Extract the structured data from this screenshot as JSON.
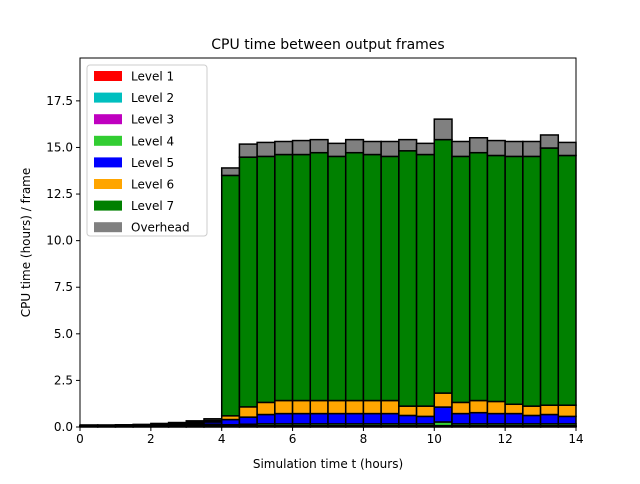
{
  "chart_data": {
    "type": "bar",
    "stacked": true,
    "title": "CPU time between output frames",
    "xlabel": "Simulation time t (hours)",
    "ylabel": "CPU time (hours) / frame",
    "xlim": [
      0,
      14
    ],
    "ylim": [
      0,
      19.8
    ],
    "xticks": [
      0,
      2,
      4,
      6,
      8,
      10,
      12,
      14
    ],
    "xtick_labels": [
      "0",
      "2",
      "4",
      "6",
      "8",
      "10",
      "12",
      "14"
    ],
    "yticks": [
      0,
      2.5,
      5,
      7.5,
      10,
      12.5,
      15,
      17.5
    ],
    "ytick_labels": [
      "0.0",
      "2.5",
      "5.0",
      "7.5",
      "10.0",
      "12.5",
      "15.0",
      "17.5"
    ],
    "grid": false,
    "legend_position": "top-left",
    "bar_width": 0.5,
    "x": [
      0,
      0.5,
      1,
      1.5,
      2,
      2.5,
      3,
      3.5,
      4,
      4.5,
      5,
      5.5,
      6,
      6.5,
      7,
      7.5,
      8,
      8.5,
      9,
      9.5,
      10,
      10.5,
      11,
      11.5,
      12,
      12.5,
      13,
      13.5
    ],
    "series": [
      {
        "name": "Level 1",
        "color": "#ff0000",
        "values": [
          0.02,
          0.02,
          0.02,
          0.02,
          0.02,
          0.02,
          0.02,
          0.02,
          0.02,
          0.02,
          0.02,
          0.02,
          0.02,
          0.02,
          0.02,
          0.02,
          0.02,
          0.02,
          0.02,
          0.02,
          0.02,
          0.02,
          0.02,
          0.02,
          0.02,
          0.02,
          0.02,
          0.02
        ]
      },
      {
        "name": "Level 2",
        "color": "#00bfbf",
        "values": [
          0.02,
          0.02,
          0.02,
          0.02,
          0.02,
          0.02,
          0.02,
          0.02,
          0.02,
          0.02,
          0.02,
          0.02,
          0.02,
          0.02,
          0.02,
          0.02,
          0.02,
          0.02,
          0.02,
          0.02,
          0.02,
          0.02,
          0.02,
          0.02,
          0.02,
          0.02,
          0.02,
          0.02
        ]
      },
      {
        "name": "Level 3",
        "color": "#bf00bf",
        "values": [
          0.01,
          0.01,
          0.01,
          0.01,
          0.02,
          0.02,
          0.03,
          0.04,
          0.03,
          0.03,
          0.03,
          0.03,
          0.03,
          0.03,
          0.03,
          0.03,
          0.03,
          0.03,
          0.03,
          0.03,
          0.03,
          0.03,
          0.03,
          0.03,
          0.03,
          0.03,
          0.03,
          0.03
        ]
      },
      {
        "name": "Level 4",
        "color": "#32cd32",
        "values": [
          0.01,
          0.01,
          0.01,
          0.01,
          0.02,
          0.03,
          0.05,
          0.07,
          0.05,
          0.08,
          0.1,
          0.1,
          0.1,
          0.1,
          0.1,
          0.1,
          0.1,
          0.1,
          0.1,
          0.1,
          0.2,
          0.1,
          0.1,
          0.1,
          0.1,
          0.1,
          0.1,
          0.1
        ]
      },
      {
        "name": "Level 5",
        "color": "#0000ff",
        "values": [
          0.01,
          0.01,
          0.01,
          0.02,
          0.03,
          0.05,
          0.08,
          0.12,
          0.28,
          0.38,
          0.5,
          0.55,
          0.55,
          0.55,
          0.55,
          0.55,
          0.55,
          0.55,
          0.45,
          0.4,
          0.8,
          0.55,
          0.6,
          0.55,
          0.55,
          0.45,
          0.5,
          0.4
        ]
      },
      {
        "name": "Level 6",
        "color": "#ffa500",
        "values": [
          0,
          0,
          0,
          0.01,
          0.02,
          0.03,
          0.05,
          0.08,
          0.2,
          0.55,
          0.65,
          0.7,
          0.7,
          0.7,
          0.7,
          0.7,
          0.7,
          0.7,
          0.5,
          0.55,
          0.75,
          0.6,
          0.65,
          0.65,
          0.5,
          0.5,
          0.5,
          0.6
        ]
      },
      {
        "name": "Level 7",
        "color": "#008000",
        "values": [
          0,
          0,
          0,
          0,
          0,
          0,
          0,
          0,
          12.9,
          13.4,
          13.2,
          13.2,
          13.2,
          13.3,
          13.1,
          13.3,
          13.2,
          13.1,
          13.7,
          13.5,
          13.6,
          13.2,
          13.3,
          13.2,
          13.3,
          13.4,
          13.8,
          13.4
        ]
      },
      {
        "name": "Overhead",
        "color": "#808080",
        "values": [
          0.04,
          0.04,
          0.05,
          0.05,
          0.06,
          0.07,
          0.08,
          0.09,
          0.4,
          0.7,
          0.75,
          0.7,
          0.75,
          0.7,
          0.7,
          0.7,
          0.7,
          0.8,
          0.6,
          0.6,
          1.1,
          0.8,
          0.8,
          0.8,
          0.8,
          0.8,
          0.7,
          0.7
        ]
      }
    ]
  }
}
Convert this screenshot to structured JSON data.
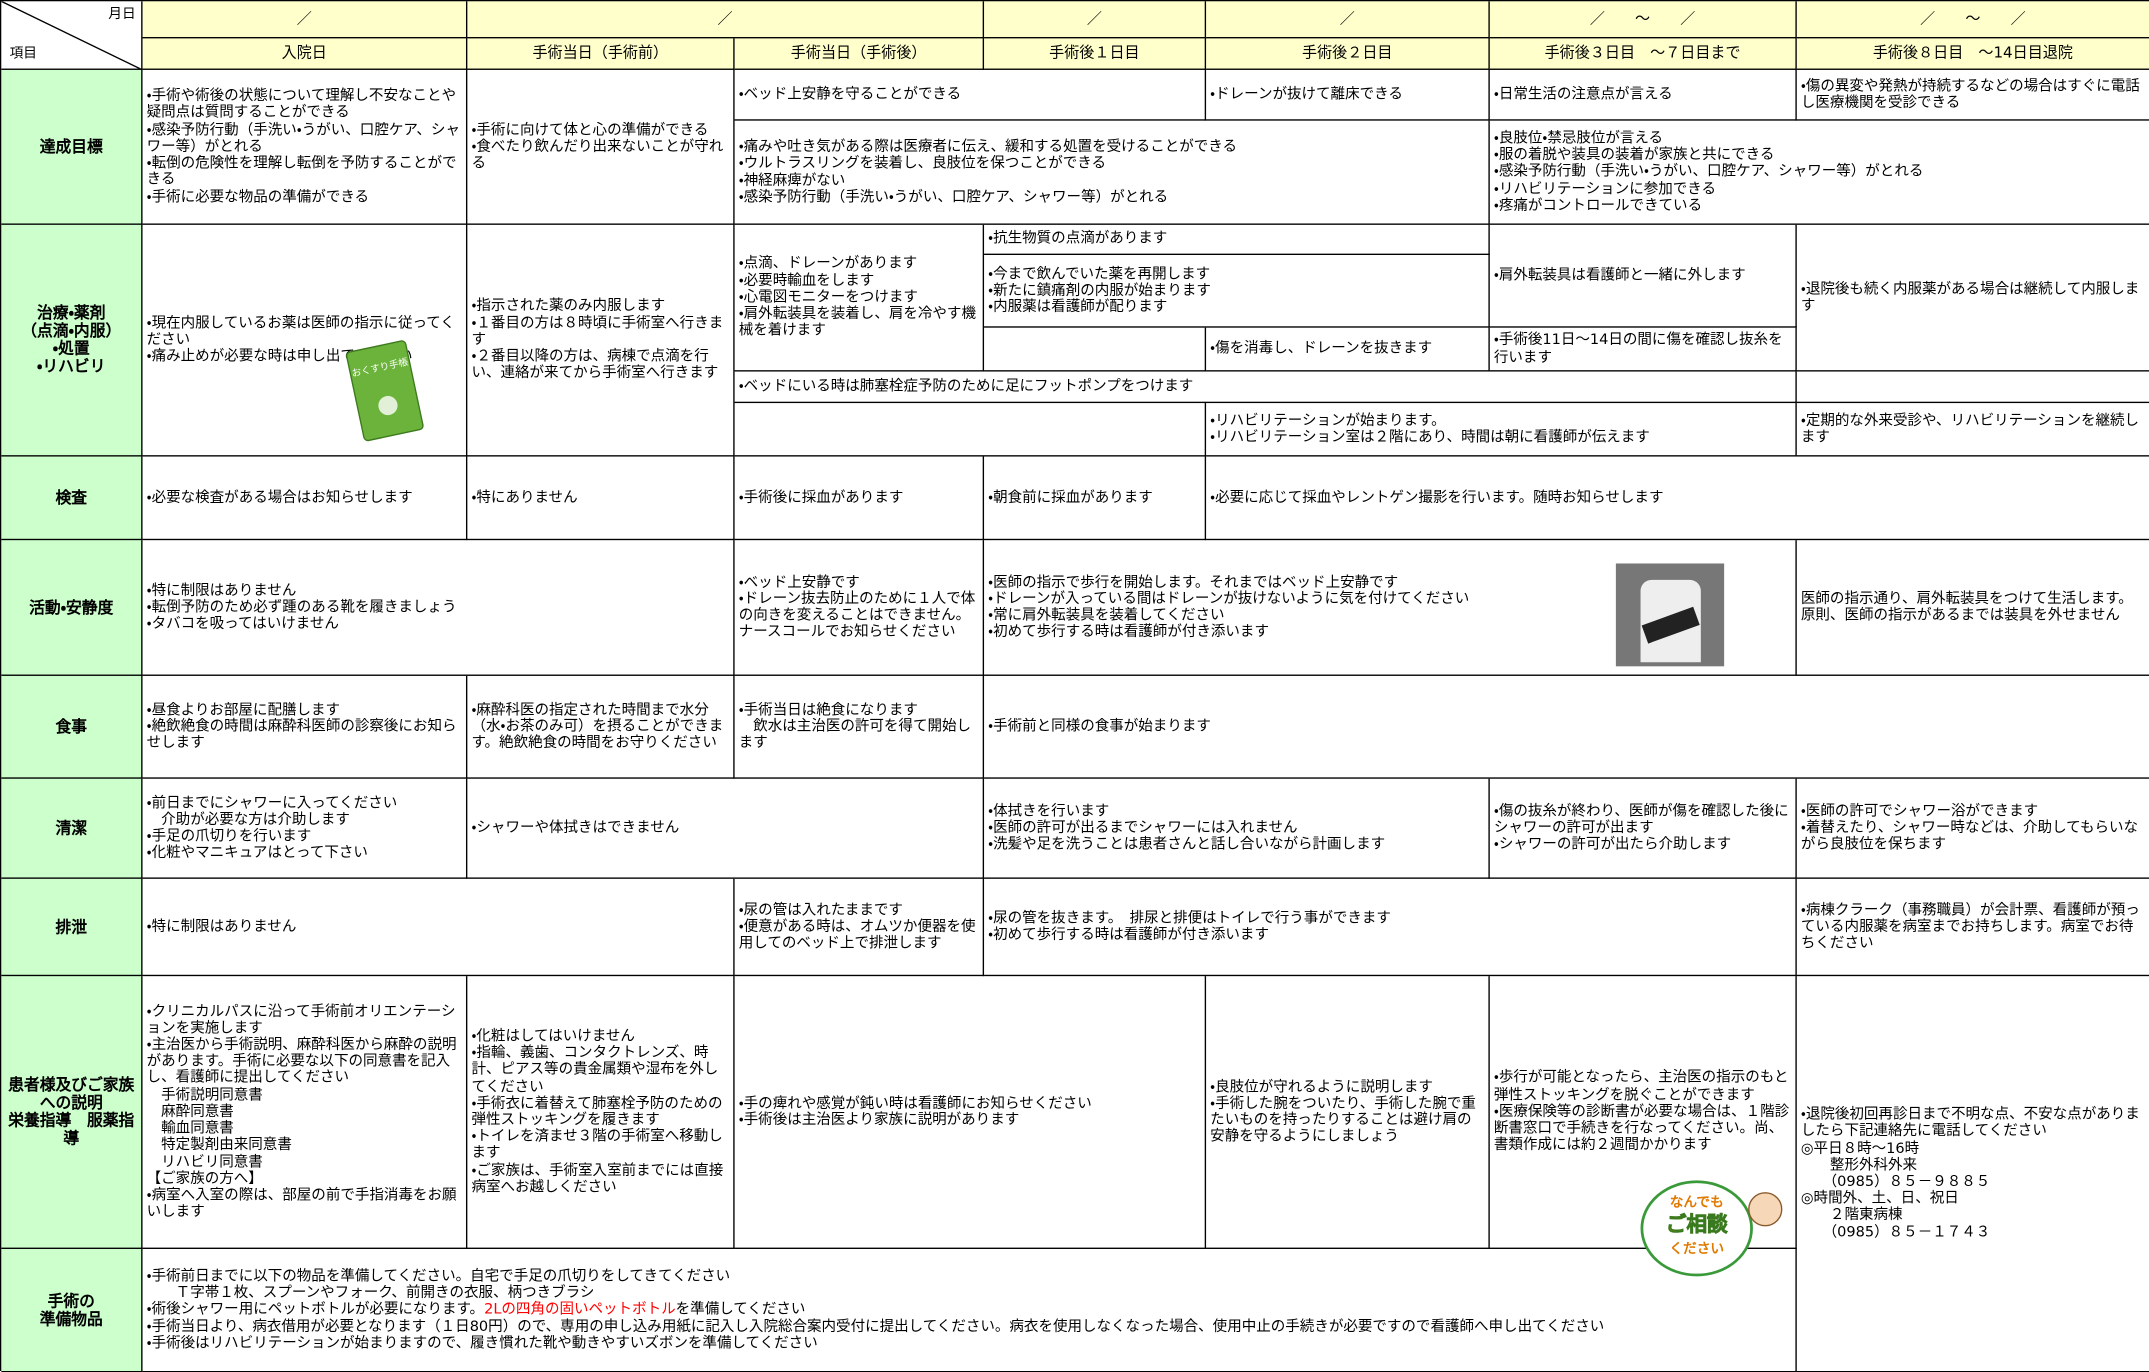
{
  "header": {
    "corner_top": "月日",
    "corner_bottom": "項目",
    "dates": [
      "／",
      "／",
      "／",
      "／",
      "／　　～　　／",
      "／　　～　　／"
    ],
    "labels": [
      "入院日",
      "手術当日（手術前）",
      "手術当日（手術後）",
      "手術後１日目",
      "手術後２日目",
      "手術後３日目　～７日目まで",
      "手術後８日目　～14日目退院"
    ]
  },
  "rows": [
    {
      "label": "達成目標",
      "cells": [
        [
          "・手術や術後の状態について理解し不安なことや疑問点は質問することができる",
          "・感染予防行動（手洗い・うがい、口腔ケア、シャワー等）がとれる",
          "・転倒の危険性を理解し転倒を予防することができる",
          "・手術に必要な物品の準備ができる"
        ],
        [
          "・手術に向けて体と心の準備ができる",
          "・食べたり飲んだり出来ないことが守れる"
        ],
        [
          "・ベッド上安静を守ることができる"
        ],
        [
          "・ドレーンが抜けて離床できる"
        ],
        [
          "・痛みや吐き気がある際は医療者に伝え、緩和する処置を受けることができる",
          "・ウルトラスリングを装着し、良肢位を保つことができる",
          "・神経麻痺がない",
          "・感染予防行動（手洗い・うがい、口腔ケア、シャワー等）がとれる"
        ],
        [
          "・日常生活の注意点が言える"
        ],
        [
          "・傷の異変や発熱が持続するなどの場合はすぐに電話し医療機関を受診できる"
        ],
        [
          "・良肢位・禁忌肢位が言える",
          "・服の着脱や装具の装着が家族と共にできる",
          "・感染予防行動（手洗い・うがい、口腔ケア、シャワー等）がとれる",
          "・リハビリテーションに参加できる",
          "・疼痛がコントロールできている"
        ]
      ]
    },
    {
      "label": "治療・薬剤\n（点滴・内服）\n・処置\n・リハビリ",
      "cells": [
        [
          "・現在内服しているお薬は医師の指示に従ってください",
          "・痛み止めが必要な時は申し出てください"
        ],
        [
          "・指示された薬のみ内服します",
          "・１番目の方は８時頃に手術室へ行きます",
          "・２番目以降の方は、病棟で点滴を行い、連絡が来てから手術室へ行きます"
        ],
        [
          "・点滴、ドレーンがあります",
          "・必要時輸血をします",
          "・心電図モニターをつけます",
          "・肩外転装具を装着し、肩を冷やす機械を着けます"
        ],
        [
          "・抗生物質の点滴があります"
        ],
        [
          "・今まで飲んでいた薬を再開します",
          "・新たに鎮痛剤の内服が始まります",
          "・内服薬は看護師が配ります"
        ],
        [
          "・傷を消毒し、ドレーンを抜きます"
        ],
        [
          "・肩外転装具は看護師と一緒に外します"
        ],
        [
          "・手術後11日～14日の間に傷を確認し抜糸を行います"
        ],
        [
          "・退院後も続く内服薬がある場合は継続して内服します"
        ],
        [
          "・ベッドにいる時は肺塞栓症予防のために足にフットポンプをつけます"
        ],
        [
          "・リハビリテーションが始まります。",
          "・リハビリテーション室は２階にあり、時間は朝に看護師が伝えます"
        ],
        [
          "・定期的な外来受診や、リハビリテーションを継続します"
        ]
      ]
    },
    {
      "label": "検査",
      "cells": [
        [
          "・必要な検査がある場合はお知らせします"
        ],
        [
          "・特にありません"
        ],
        [
          "・手術後に採血があります"
        ],
        [
          "・朝食前に採血があります"
        ],
        [
          "・必要に応じて採血やレントゲン撮影を行います。随時お知らせします"
        ]
      ]
    },
    {
      "label": "活動・安静度",
      "cells": [
        [
          "・特に制限はありません",
          "・転倒予防のため必ず踵のある靴を履きましょう",
          "・タバコを吸ってはいけません"
        ],
        [
          "・ベッド上安静です",
          "・ドレーン抜去防止のために１人で体の向きを変えることはできません。ナースコールでお知らせください"
        ],
        [
          "・医師の指示で歩行を開始します。それまではベッド上安静です",
          "・ドレーンが入っている間はドレーンが抜けないように気を付けてください",
          "・常に肩外転装具を装着してください",
          "・初めて歩行する時は看護師が付き添います"
        ],
        [
          "医師の指示通り、肩外転装具をつけて生活します。原則、医師の指示があるまでは装具を外せません"
        ]
      ]
    },
    {
      "label": "食事",
      "cells": [
        [
          "・昼食よりお部屋に配膳します",
          "・絶飲絶食の時間は麻酔科医師の診察後にお知らせします"
        ],
        [
          "・麻酔科医の指定された時間まで水分（水・お茶のみ可）を摂ることができます。絶飲絶食の時間をお守りください"
        ],
        [
          "・手術当日は絶食になります",
          "　飲水は主治医の許可を得て開始します"
        ],
        [
          "・手術前と同様の食事が始まります"
        ]
      ]
    },
    {
      "label": "清潔",
      "cells": [
        [
          "・前日までにシャワーに入ってください",
          "　介助が必要な方は介助します",
          "・手足の爪切りを行います",
          "・化粧やマニキュアはとって下さい"
        ],
        [
          "・シャワーや体拭きはできません"
        ],
        [
          "・体拭きを行います",
          "・医師の許可が出るまでシャワーには入れません",
          "・洗髪や足を洗うことは患者さんと話し合いながら計画します"
        ],
        [
          "・傷の抜糸が終わり、医師が傷を確認した後にシャワーの許可が出ます",
          "・シャワーの許可が出たら介助します"
        ],
        [
          "・医師の許可でシャワー浴ができます",
          "・着替えたり、シャワー時などは、介助してもらいながら良肢位を保ちます"
        ]
      ]
    },
    {
      "label": "排泄",
      "cells": [
        [
          "・特に制限はありません"
        ],
        [
          "・尿の管は入れたままです",
          "・便意がある時は、オムツか便器を使用してのベッド上で排泄します"
        ],
        [
          "・尿の管を抜きます。　排尿と排便はトイレで行う事ができます",
          "・初めて歩行する時は看護師が付き添います"
        ],
        [
          "・病棟クラーク（事務職員）が会計票、看護師が預っている内服薬を病室までお持ちします。病室でお待ちください"
        ]
      ]
    },
    {
      "label": "患者様及びご家族への説明\n栄養指導　服薬指導",
      "cells": [
        [
          "・クリニカルパスに沿って手術前オリエンテーションを実施します",
          "・主治医から手術説明、麻酔科医から麻酔の説明があります。手術に必要な以下の同意書を記入し、看護師に提出してください",
          "　手術説明同意書",
          "　麻酔同意書",
          "　輸血同意書",
          "　特定製剤由来同意書",
          "　リハビリ同意書",
          "【ご家族の方へ】",
          "・病室へ入室の際は、部屋の前で手指消毒をお願いします"
        ],
        [
          "・化粧はしてはいけません",
          "・指輪、義歯、コンタクトレンズ、時計、ピアス等の貴金属類や湿布を外してください",
          "・手術衣に着替えて肺塞栓予防のための弾性ストッキングを履きます",
          "・トイレを済ませ３階の手術室へ移動します",
          "・ご家族は、手術室入室前までには直接病室へお越しください"
        ],
        [
          "・手の痺れや感覚が鈍い時は看護師にお知らせください",
          "・手術後は主治医より家族に説明があります"
        ],
        [
          "・良肢位が守れるように説明します",
          "・手術した腕をついたり、手術した腕で重たいものを持ったりすることは避け肩の安静を守るようにしましょう"
        ],
        [
          "・歩行が可能となったら、主治医の指示のもと弾性ストッキングを脱ぐことができます",
          "・医療保険等の診断書が必要な場合は、１階診断書窓口で手続きを行なってください。尚、書類作成には約２週間かかります"
        ],
        [
          "・退院後初回再診日まで不明な点、不安な点がありましたら下記連絡先に電話してください",
          "◎平日８時～16時",
          "　　整形外科外来",
          "　　（0985）８５－９８８５",
          "◎時間外、土、日、祝日",
          "　　２階東病棟",
          "　　（0985）８５－１７４３"
        ]
      ]
    },
    {
      "label": "手術の\n準備物品",
      "cells": [
        [
          "・手術前日までに以下の物品を準備してください。自宅で手足の爪切りをしてきてください",
          "　　Ｔ字帯１枚、スプーンやフォーク、前開きの衣服、柄つきブラシ",
          {
            "parts": [
              "・術後シャワー用にペットボトルが必要になります。",
              "2Lの四角の固いペットボトル",
              "を準備してください"
            ],
            "highlight_color": "#ff0000"
          },
          "・手術当日より、病衣借用が必要となります（１日80円）ので、専用の申し込み用紙に記入し入院総合案内受付に提出してください。病衣を使用しなくなった場合、使用中止の手続きが必要ですので看護師へ申し出てください",
          "・手術後はリハビリテーションが始まりますので、履き慣れた靴や動きやすいズボンを準備してください"
        ]
      ]
    }
  ],
  "illustrations": {
    "medicine_book": "おくすり手帳",
    "consult_badge": [
      "なんでも",
      "ご相談",
      "ください"
    ]
  }
}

------------------------------------

*Your objective*. Look for the word "JSON" and return every line where it occurs.

*Answer below*.
Extract the structured data from this screenshot as JSON.
Convert this screenshot to structured JSON data.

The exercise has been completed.